YOUR INSTRUCTIONS
Identify the lines that include the word "会用关系式", then copy all of them.

— start of SOURCE DATA —

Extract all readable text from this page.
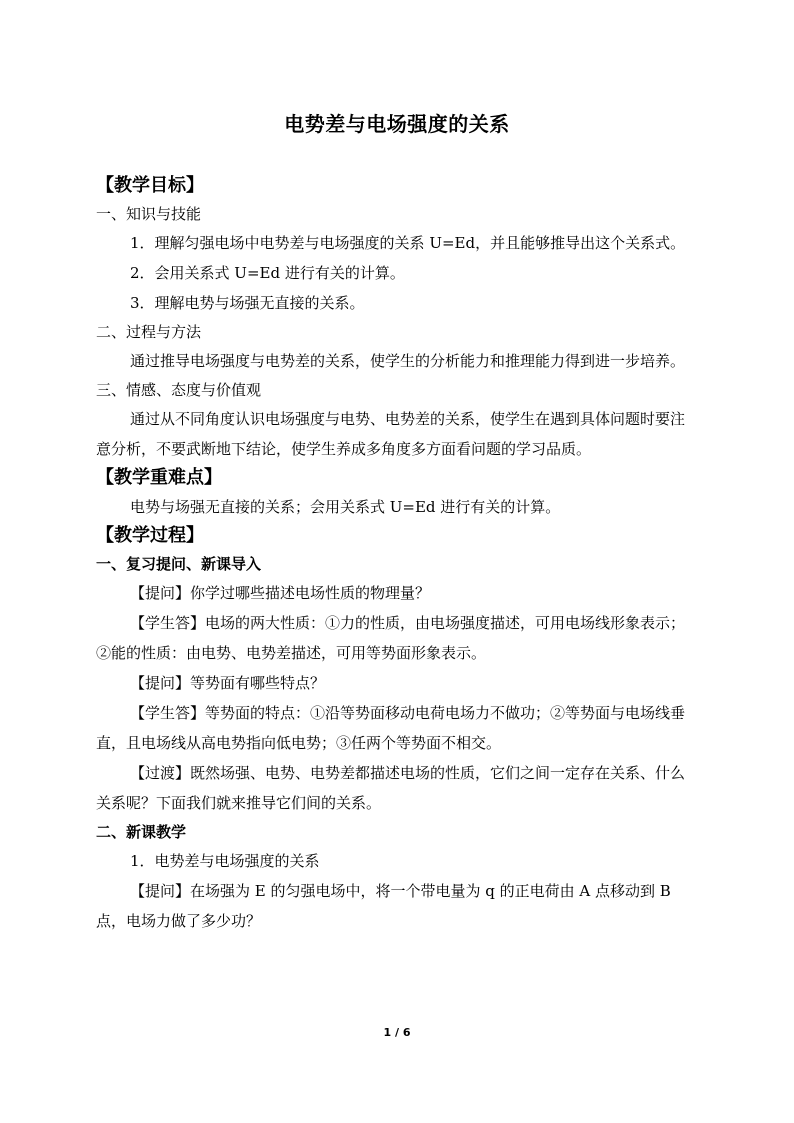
电势差与电场强度的关系
【教学目标】
一、知识与技能

1．理解匀强电场中电势差与电场强度的关系 U=Ed，并且能够推导出这个关系式。

2．会用关系式 U=Ed 进行有关的计算。

3．理解电势与场强无直接的关系。

二、过程与方法

通过推导电场强度与电势差的关系，使学生的分析能力和推理能力得到进一步培养。

三、情感、态度与价值观

通过从不同角度认识电场强度与电势、电势差的关系，使学生在遇到具体问题时要注意分析，不要武断地下结论，使学生养成多角度多方面看问题的学习品质。

【教学重难点】

电势与场强无直接的关系；会用关系式 U=Ed 进行有关的计算。

【教学过程】
一、复习提问、新课导入

【提问】你学过哪些描述电场性质的物理量？

【学生答】电场的两大性质：①力的性质，由电场强度描述，可用电场线形象表示；②能的性质：由电势、电势差描述，可用等势面形象表示。

【提问】等势面有哪些特点？

【学生答】等势面的特点：①沿等势面移动电荷电场力不做功；②等势面与电场线垂直，且电场线从高电势指向低电势；③任两个等势面不相交。

【过渡】既然场强、电势、电势差都描述电场的性质，它们之间一定存在关系、什么关系呢？下面我们就来推导它们间的关系。

二、新课教学

1．电势差与电场强度的关系

【提问】在场强为 E 的匀强电场中，将一个带电量为 q 的正电荷由 A 点移动到 B 点，电场力做了多少功？

1 / 6
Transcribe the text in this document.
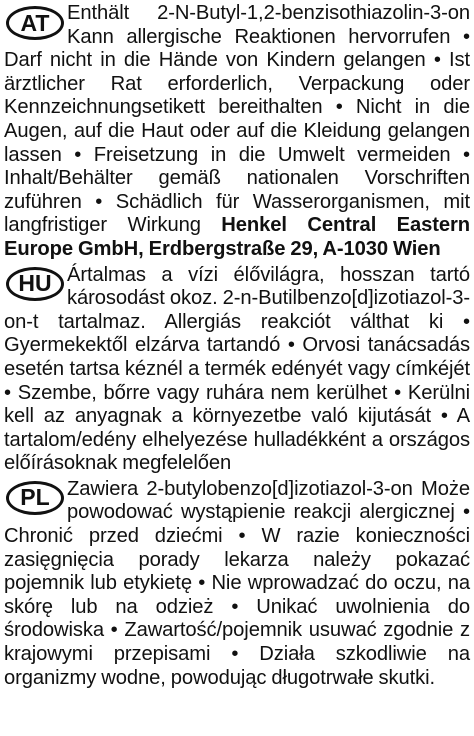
AT Enthält 2-N-Butyl-1,2-benzisothiazolin-3-on Kann allergische Reaktionen hervorrufen • Darf nicht in die Hände von Kindern gelangen • Ist ärztlicher Rat erforderlich, Verpackung oder Kennzeichnungsetikett bereithalten • Nicht in die Augen, auf die Haut oder auf die Kleidung gelangen lassen • Freisetzung in die Umwelt vermeiden • Inhalt/Behälter gemäß nationalen Vorschriften zuführen • Schädlich für Wasserorganismen, mit langfristiger Wirkung Henkel Central Eastern Europe GmbH, Erdbergstraße 29, A-1030 Wien
HU Ártalmas a vízi élővilágra, hosszan tartó károsodást okoz. 2-n-Butilbenzo[d]izotiazol-3-on-t tartalmaz. Allergiás reakciót válthat ki • Gyermekektől elzárva tartandó • Orvosi tanácsadás esetén tartsa kéznél a termék edényét vagy címkéjét • Szembe, bőrre vagy ruhára nem kerülhet • Kerülni kell az anyagnak a környezetbe való kijutását • A tartalom/edény elhelyezése hulladékként a országos előírásoknak megfelelően
PL Zawiera 2-butylobenzo[d]izotiazol-3-on Może powodować wystąpienie reakcji alergicznej • Chronić przed dziećmi • W razie konieczności zasięgnięcia porady lekarza należy pokazać pojemnik lub etykietę • Nie wprowadzać do oczu, na skórę lub na odzież • Unikać uwolnienia do środowiska • Zawartość/pojemnik usuwać zgodnie z krajowymi przepisami • Działa szkodliwie na organizmy wodne, powodując długotrwałe skutki.
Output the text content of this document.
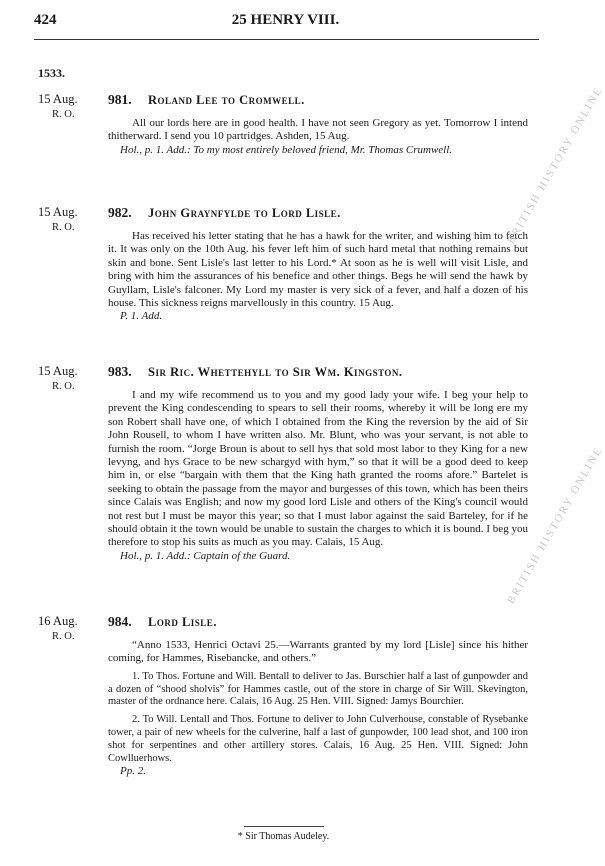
424	25 HENRY VIII.
1533.
15 Aug.
R. O.
981. Roland Lee to Cromwell.

All our lords here are in good health. I have not seen Gregory as yet. Tomorrow I intend thitherward. I send you 10 partridges. Ashden, 15 Aug.

Hol., p. 1. Add.: To my most entirely beloved friend, Mr. Thomas Crumwell.

15 Aug.
R. O.
982. John Graynfylde to Lord Lisle.

Has received his letter stating that he has a hawk for the writer, and wishing him to fetch it. It was only on the 10th Aug. his fever left him of such hard metal that nothing remains but skin and bone. Sent Lisle's last letter to his Lord.* At soon as he is well will visit Lisle, and bring with him the assurances of his benefice and other things. Begs he will send the hawk by Guyllam, Lisle's falconer. My Lord my master is very sick of a fever, and half a dozen of his house. This sickness reigns marvellously in this country. 15 Aug.

P. 1. Add.

15 Aug.
R. O.
983. Sir Ric. Whettehyll to Sir Wm. Kingston.

I and my wife recommend us to you and my good lady your wife. I beg your help to prevent the King condescending to spears to sell their rooms, whereby it will be long ere my son Robert shall have one, of which I obtained from the King the reversion by the aid of Sir John Rousell, to whom I have written also. Mr. Blunt, who was your servant, is not able to furnish the room. “Jorge Broun is about to sell hys that sold most labor to they King for a new levyng, and hys Grace to be new schargyd with hym,” so that it will be a good deed to keep him in, or else “bargain with them that the King hath granted the rooms afore.” Bartelet is seeking to obtain the passage from the mayor and burgesses of this town, which has been theirs since Calais was English; and now my good lord Lisle and others of the King's council would not rest but I must be mayor this year; so that I must labor against the said Barteley, for if he should obtain it the town would be unable to sustain the charges to which it is bound. I beg you therefore to stop his suits as much as you may. Calais, 15 Aug.

Hol., p. 1. Add.: Captain of the Guard.

16 Aug.
R. O.
984. Lord Lisle.

“Anno 1533, Henrici Octavi 25.—Warrants granted by my lord [Lisle] since his hither coming, for Hammes, Risebancke, and others.”

1. To Thos. Fortune and Will. Bentall to deliver to Jas. Burschier half a last of gunpowder and a dozen of “shood sholvis” for Hammes castle, out of the store in charge of Sir Will. Skevington, master of the ordnance here. Calais, 16 Aug. 25 Hen. VIII. Signed: Jamys Bourchier.

2. To Will. Lentall and Thos. Fortune to deliver to John Culverhouse, constable of Rysebanke tower, a pair of new wheels for the culverine, half a last of gunpowder, 100 lead shot, and 100 iron shot for serpentines and other artillery stores. Calais, 16 Aug. 25 Hen. VIII. Signed: John Cowlluerhows.

Pp. 2.

* Sir Thomas Audeley.
BRITISH HISTORY ONLINE
BRITISH HISTORY ONLINE
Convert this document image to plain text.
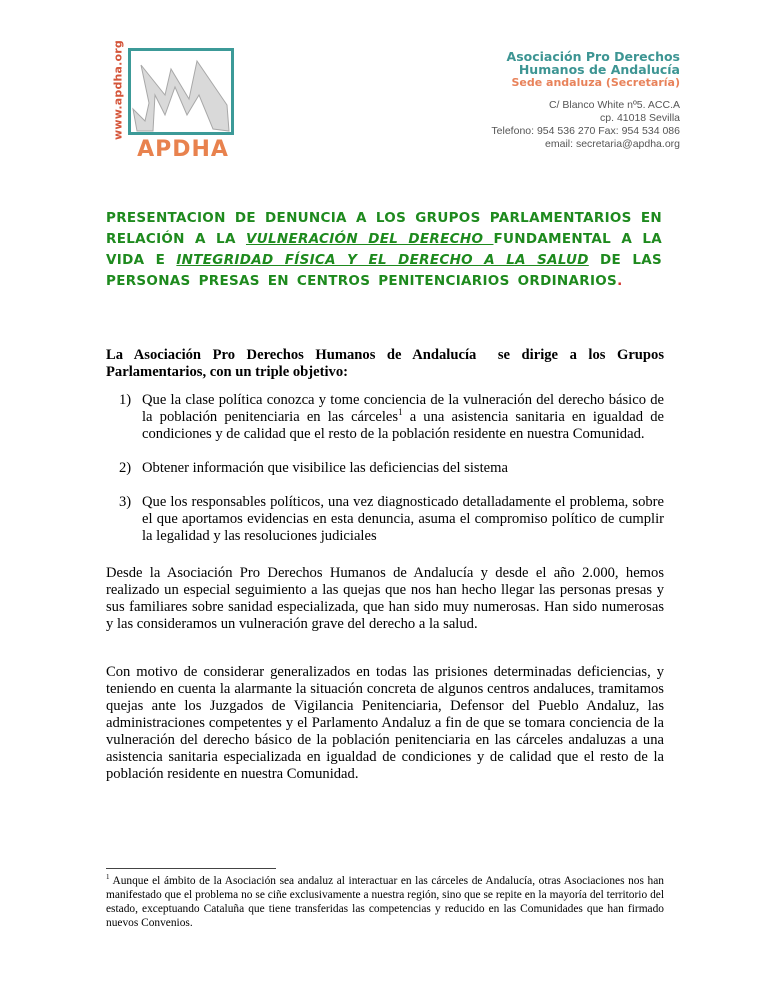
www.apdha.org
APDHA
Asociación Pro Derechos
Humanos de Andalucía
Sede andaluza (Secretaría)
C/ Blanco White nº5. ACC.A
cp. 41018 Sevilla
Telefono: 954 536 270 Fax: 954 534 086
email: secretaria@apdha.org
PRESENTACION DE DENUNCIA A LOS GRUPOS PARLAMENTARIOS EN RELACIÓN A LA VULNERACIÓN DEL DERECHO FUNDAMENTAL A LA VIDA E INTEGRIDAD FÍSICA Y EL DERECHO A LA SALUD DE LAS PERSONAS PRESAS EN CENTROS PENITENCIARIOS ORDINARIOS.
La Asociación Pro Derechos Humanos de Andalucía se dirige a los Grupos Parlamentarios, con un triple objetivo:
1) Que la clase política conozca y tome conciencia de la vulneración del derecho básico de la población penitenciaria en las cárceles$^1$ a una asistencia sanitaria en igualdad de condiciones y de calidad que el resto de la población residente en nuestra Comunidad.
2) Obtener información que visibilice las deficiencias del sistema
3) Que los responsables políticos, una vez diagnosticado detalladamente el problema, sobre el que aportamos evidencias en esta denuncia, asuma el compromiso político de cumplir la legalidad y las resoluciones judiciales
Desde la Asociación Pro Derechos Humanos de Andalucía y desde el año 2.000, hemos realizado un especial seguimiento a las quejas que nos han hecho llegar las personas presas y sus familiares sobre sanidad especializada, que han sido muy numerosas. Han sido numerosas y las consideramos un vulneración grave del derecho a la salud.
Con motivo de considerar generalizados en todas las prisiones determinadas deficiencias, y teniendo en cuenta la alarmante la situación concreta de algunos centros andaluces, tramitamos quejas ante los Juzgados de Vigilancia Penitenciaria, Defensor del Pueblo Andaluz, las administraciones competentes y el Parlamento Andaluz a fin de que se tomara conciencia de la vulneración del derecho básico de la población penitenciaria en las cárceles andaluzas a una asistencia sanitaria especializada en igualdad de condiciones y de calidad que el resto de la población residente en nuestra Comunidad.
$^1$ Aunque el ámbito de la Asociación sea andaluz al interactuar en las cárceles de Andalucía, otras Asociaciones nos han manifestado que el problema no se ciñe exclusivamente a nuestra región, sino que se repite en la mayoría del territorio del estado, exceptuando Cataluña que tiene transferidas las competencias y reducido en las Comunidades que han firmado nuevos Convenios.
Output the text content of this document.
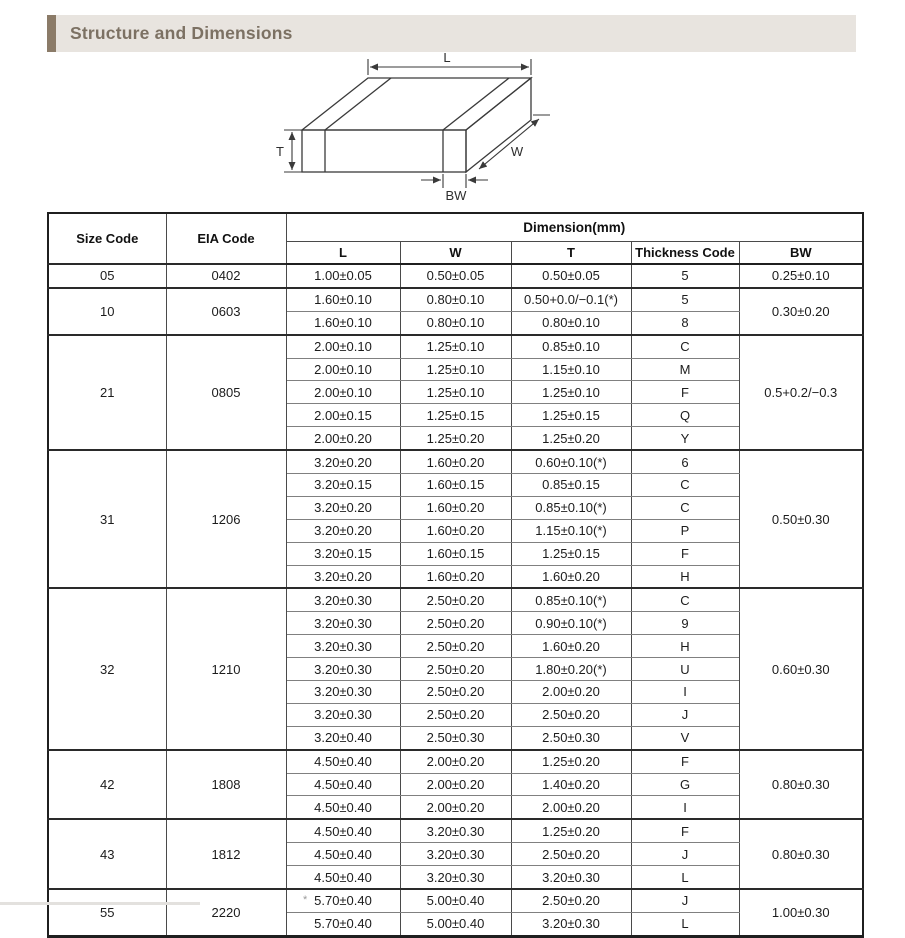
Structure and Dimensions
L
T	W
BW
Size Code	EIA Code	Dimension(mm)				
		L	W	T	Thickness Code	BW
05	0402	1.00±0.05	0.50±0.05	0.50±0.05	5	0.25±0.10
10	0603	1.60±0.10	0.80±0.10	0.50+0.0/−0.1(*)	5	0.30±0.20
		1.60±0.10	0.80±0.10	0.80±0.10	8	
21	0805	2.00±0.10	1.25±0.10	0.85±0.10	C	0.5+0.2/−0.3
		2.00±0.10	1.25±0.10	1.15±0.10	M	
		2.00±0.10	1.25±0.10	1.25±0.10	F	
		2.00±0.15	1.25±0.15	1.25±0.15	Q	
		2.00±0.20	1.25±0.20	1.25±0.20	Y	
31	1206	3.20±0.20	1.60±0.20	0.60±0.10(*)	6	0.50±0.30
		3.20±0.15	1.60±0.15	0.85±0.15	C	
		3.20±0.20	1.60±0.20	0.85±0.10(*)	C	
		3.20±0.20	1.60±0.20	1.15±0.10(*)	P	
		3.20±0.15	1.60±0.15	1.25±0.15	F	
		3.20±0.20	1.60±0.20	1.60±0.20	H	
32	1210	3.20±0.30	2.50±0.20	0.85±0.10(*)	C	0.60±0.30
		3.20±0.30	2.50±0.20	0.90±0.10(*)	9	
		3.20±0.30	2.50±0.20	1.60±0.20	H	
		3.20±0.30	2.50±0.20	1.80±0.20(*)	U	
		3.20±0.30	2.50±0.20	2.00±0.20	I	
		3.20±0.30	2.50±0.20	2.50±0.20	J	
		3.20±0.40	2.50±0.30	2.50±0.30	V	
42	1808	4.50±0.40	2.00±0.20	1.25±0.20	F	0.80±0.30
		4.50±0.40	2.00±0.20	1.40±0.20	G	
		4.50±0.40	2.00±0.20	2.00±0.20	I	
43	1812	4.50±0.40	3.20±0.30	1.25±0.20	F	0.80±0.30
		4.50±0.40	3.20±0.30	2.50±0.20	J	
		4.50±0.40	3.20±0.30	3.20±0.30	L	
55	2220	5.70±0.40	5.00±0.40	2.50±0.20	J	1.00±0.30
		5.70±0.40	5.00±0.40	3.20±0.30	L	
*
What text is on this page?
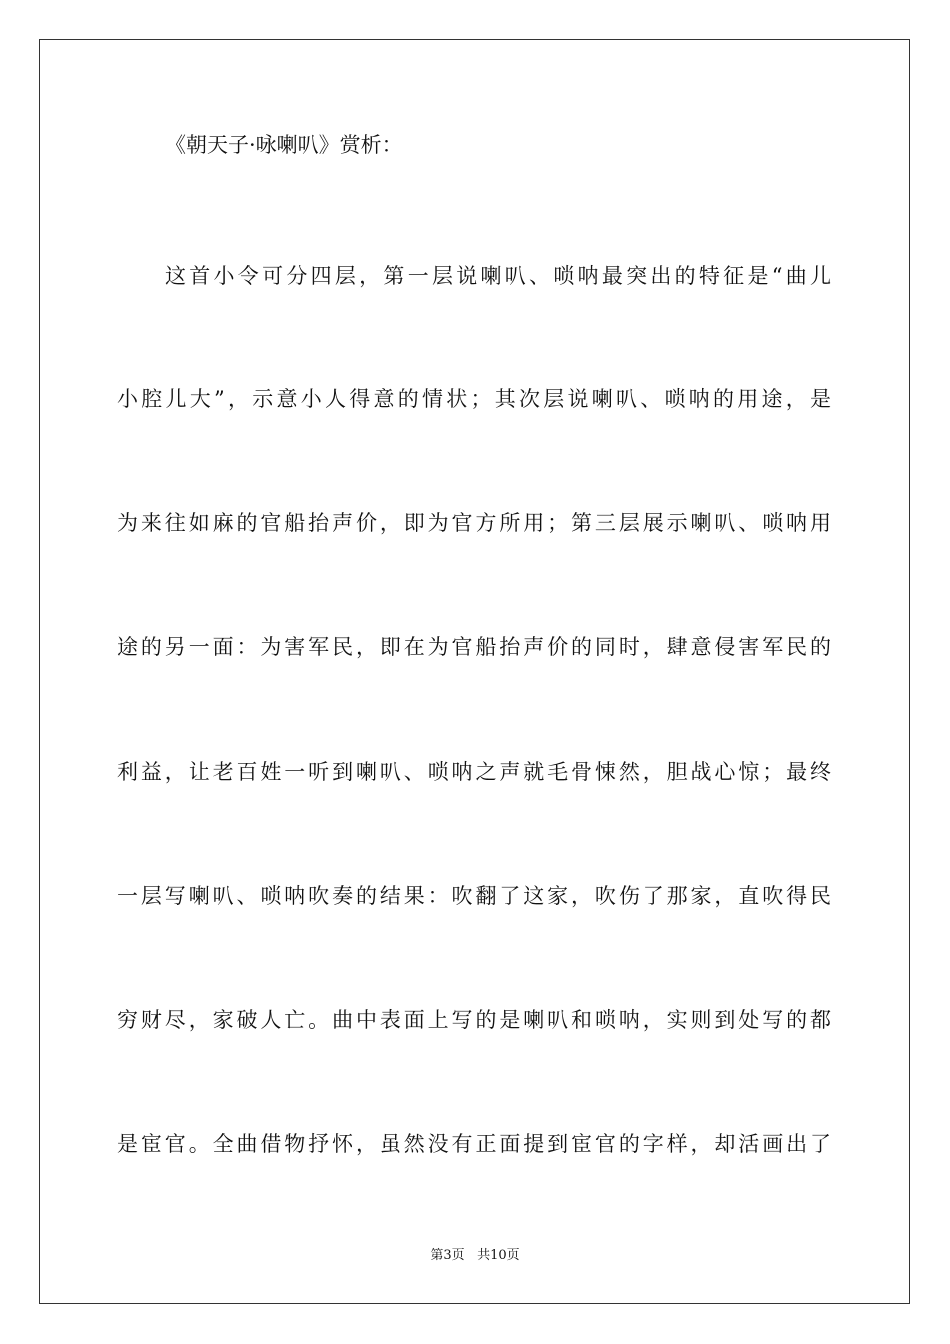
《朝天子·咏喇叭》赏析：
这首小令可分四层，第一层说喇叭、唢呐最突出的特征是“曲儿
小腔儿大”，示意小人得意的情状；其次层说喇叭、唢呐的用途，是
为来往如麻的官船抬声价，即为官方所用；第三层展示喇叭、唢呐用
途的另一面：为害军民，即在为官船抬声价的同时，肆意侵害军民的
利益，让老百姓一听到喇叭、唢呐之声就毛骨悚然，胆战心惊；最终
一层写喇叭、唢呐吹奏的结果：吹翻了这家，吹伤了那家，直吹得民
穷财尽，家破人亡。曲中表面上写的是喇叭和唢呐，实则到处写的都
是宦官。全曲借物抒怀，虽然没有正面提到宦官的字样，却活画出了
第3页 共10页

— end of SOURCE DATA —

ANSWER
2．会用关系式 U=Ed 进行有关的计算。
电势与场强无直接的关系；会用关系式 U=Ed 进行有关的计算。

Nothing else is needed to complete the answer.